Task to carry out :: Retype the Smithills Hall text below word for word.

Passage ::
========================================================================
Smithills Hall is a Grade I listed manor house, and a scheduled monument in Smithills, Bolton, Greater Manchester, England. It stands on the slopes of the West Pennine Moors above Bolton at a height of 500 feet, 3 miles north west of the town centre. It occupies a defensive site near the Astley and Raveden Brooks. One of the oldest manor houses in North West England, its oldest parts, including the great hall, date from the 15th century and it has since been altered and extended, particularly the west wing. Parts of it were moated. The property is owned by Bolton Metropolitan Borough Council and open to the public.

==History==
The name Smithills derives from the Old English smeþe meaning smooth and hyll, a hill and was recorded as Smythell in 1322. Early medieval records about the hall began in 1335 when William Radcliffe acquired the manor from the Hultons who held it from the Knights Hospitaller. On Radcliffe's death in 1369, it passed to his son and heir Sir Ralph Radcliffe, High Sheriff of Lancashire for 1384–1387 and twice MP for Lancashire. The Radciffes lived there until 1485, when the male line failed and Smithills Hall passed to the Bartons, wealthy sheep farmers who lived there for nearly 200 years.
========================================================================
Dataset ::
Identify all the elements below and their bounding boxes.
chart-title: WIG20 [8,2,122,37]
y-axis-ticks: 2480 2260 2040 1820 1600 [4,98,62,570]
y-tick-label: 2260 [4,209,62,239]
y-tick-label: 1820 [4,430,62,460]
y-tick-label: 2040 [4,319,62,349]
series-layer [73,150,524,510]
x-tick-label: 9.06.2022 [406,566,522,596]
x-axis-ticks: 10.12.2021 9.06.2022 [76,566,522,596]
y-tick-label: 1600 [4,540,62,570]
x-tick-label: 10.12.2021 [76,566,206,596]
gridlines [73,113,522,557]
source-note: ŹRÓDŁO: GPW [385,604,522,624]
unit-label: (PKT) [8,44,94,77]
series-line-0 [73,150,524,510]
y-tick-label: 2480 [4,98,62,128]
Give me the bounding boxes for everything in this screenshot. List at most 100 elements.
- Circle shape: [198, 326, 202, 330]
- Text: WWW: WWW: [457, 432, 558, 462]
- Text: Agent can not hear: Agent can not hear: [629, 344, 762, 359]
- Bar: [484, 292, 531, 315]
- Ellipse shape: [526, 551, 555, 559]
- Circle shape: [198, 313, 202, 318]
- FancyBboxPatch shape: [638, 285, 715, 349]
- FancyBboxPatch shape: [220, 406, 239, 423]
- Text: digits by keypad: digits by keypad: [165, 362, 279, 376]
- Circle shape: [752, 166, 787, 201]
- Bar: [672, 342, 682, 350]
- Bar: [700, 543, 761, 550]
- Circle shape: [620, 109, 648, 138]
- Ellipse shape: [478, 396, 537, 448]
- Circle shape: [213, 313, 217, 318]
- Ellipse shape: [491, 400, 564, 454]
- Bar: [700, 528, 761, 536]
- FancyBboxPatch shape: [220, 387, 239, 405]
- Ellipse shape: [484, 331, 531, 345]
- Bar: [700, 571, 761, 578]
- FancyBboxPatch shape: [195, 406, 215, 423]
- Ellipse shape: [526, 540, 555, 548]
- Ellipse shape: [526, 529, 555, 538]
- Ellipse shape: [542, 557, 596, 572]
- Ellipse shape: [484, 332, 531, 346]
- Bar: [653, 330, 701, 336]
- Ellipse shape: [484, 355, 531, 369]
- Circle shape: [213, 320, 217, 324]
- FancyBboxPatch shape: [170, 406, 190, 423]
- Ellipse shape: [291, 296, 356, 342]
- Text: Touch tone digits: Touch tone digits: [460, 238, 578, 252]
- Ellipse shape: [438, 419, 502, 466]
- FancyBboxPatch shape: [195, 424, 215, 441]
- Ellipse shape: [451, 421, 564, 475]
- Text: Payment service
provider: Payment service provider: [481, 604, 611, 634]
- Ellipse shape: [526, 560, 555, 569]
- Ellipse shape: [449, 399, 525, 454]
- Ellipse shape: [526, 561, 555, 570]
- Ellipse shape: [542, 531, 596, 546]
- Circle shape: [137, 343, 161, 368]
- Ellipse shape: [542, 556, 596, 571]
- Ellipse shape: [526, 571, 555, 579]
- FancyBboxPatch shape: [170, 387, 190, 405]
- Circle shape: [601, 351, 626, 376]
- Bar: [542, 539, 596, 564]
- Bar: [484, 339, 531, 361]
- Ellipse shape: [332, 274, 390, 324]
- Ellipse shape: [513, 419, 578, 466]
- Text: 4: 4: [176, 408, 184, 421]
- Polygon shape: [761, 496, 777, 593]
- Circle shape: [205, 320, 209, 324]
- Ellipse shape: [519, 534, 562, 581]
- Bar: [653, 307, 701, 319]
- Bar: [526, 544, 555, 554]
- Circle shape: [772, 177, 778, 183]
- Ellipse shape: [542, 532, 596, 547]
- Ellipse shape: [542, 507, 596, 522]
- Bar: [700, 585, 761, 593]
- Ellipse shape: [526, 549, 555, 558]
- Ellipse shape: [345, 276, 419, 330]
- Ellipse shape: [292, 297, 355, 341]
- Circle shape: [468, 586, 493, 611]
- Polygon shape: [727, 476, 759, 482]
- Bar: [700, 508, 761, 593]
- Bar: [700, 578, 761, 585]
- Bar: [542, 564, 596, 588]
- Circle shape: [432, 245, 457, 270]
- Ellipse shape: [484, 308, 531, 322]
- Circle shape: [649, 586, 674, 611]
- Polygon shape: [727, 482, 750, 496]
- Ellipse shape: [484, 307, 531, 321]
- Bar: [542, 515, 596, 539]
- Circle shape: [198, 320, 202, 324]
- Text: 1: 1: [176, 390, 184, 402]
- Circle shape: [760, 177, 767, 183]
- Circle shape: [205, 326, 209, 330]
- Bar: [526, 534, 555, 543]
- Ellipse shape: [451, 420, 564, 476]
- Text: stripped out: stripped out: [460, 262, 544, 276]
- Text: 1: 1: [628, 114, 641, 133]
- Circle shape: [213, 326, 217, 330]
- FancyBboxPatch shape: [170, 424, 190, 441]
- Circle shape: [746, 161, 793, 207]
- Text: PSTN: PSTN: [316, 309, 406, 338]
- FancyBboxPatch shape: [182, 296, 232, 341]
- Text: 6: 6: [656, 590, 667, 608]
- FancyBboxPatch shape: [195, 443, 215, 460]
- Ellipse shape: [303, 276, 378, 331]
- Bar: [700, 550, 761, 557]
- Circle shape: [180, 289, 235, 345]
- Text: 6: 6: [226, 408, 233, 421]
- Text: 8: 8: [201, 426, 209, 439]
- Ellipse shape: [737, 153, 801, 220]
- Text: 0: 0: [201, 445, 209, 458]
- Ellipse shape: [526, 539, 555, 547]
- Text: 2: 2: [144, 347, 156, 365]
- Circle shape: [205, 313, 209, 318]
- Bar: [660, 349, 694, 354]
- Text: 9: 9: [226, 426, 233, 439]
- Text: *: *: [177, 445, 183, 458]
========================================================================
Answer to the exercise ::
Smithills Hall is a Grade I listed manor house, and a scheduled monument in Smithills, Bolton, Greater Manchester, England. It stands on the slopes of the West Pennine Moors above Bolton at a height of 500 feet, 3 miles north west of the town centre. It occupies a defensive site near the Astley and Raveden Brooks. One of the oldest manor houses in North West England, its oldest parts, including the great hall, date from the 15th century and it has since been altered and extended, particularly the west wing. Parts of it were moated. The property is owned by Bolton Metropolitan Borough Council and open to the public.

==History==
The name Smithills derives from the Old English smeþe meaning smooth and hyll, a hill and was recorded as Smythell in 1322. Early medieval records about the hall began in 1335 when William Radcliffe acquired the manor from the Hultons who held it from the Knights Hospitaller. On Radcliffe's death in 1369, it passed to his son and heir Sir Ralph Radcliffe, High Sheriff of Lancashire for 1384–1387 and twice MP for Lancashire. The Radciffes lived there until 1485, when the male line failed and Smithills Hall passed to the Bartons, wealthy sheep farmers who lived there for nearly 200 years.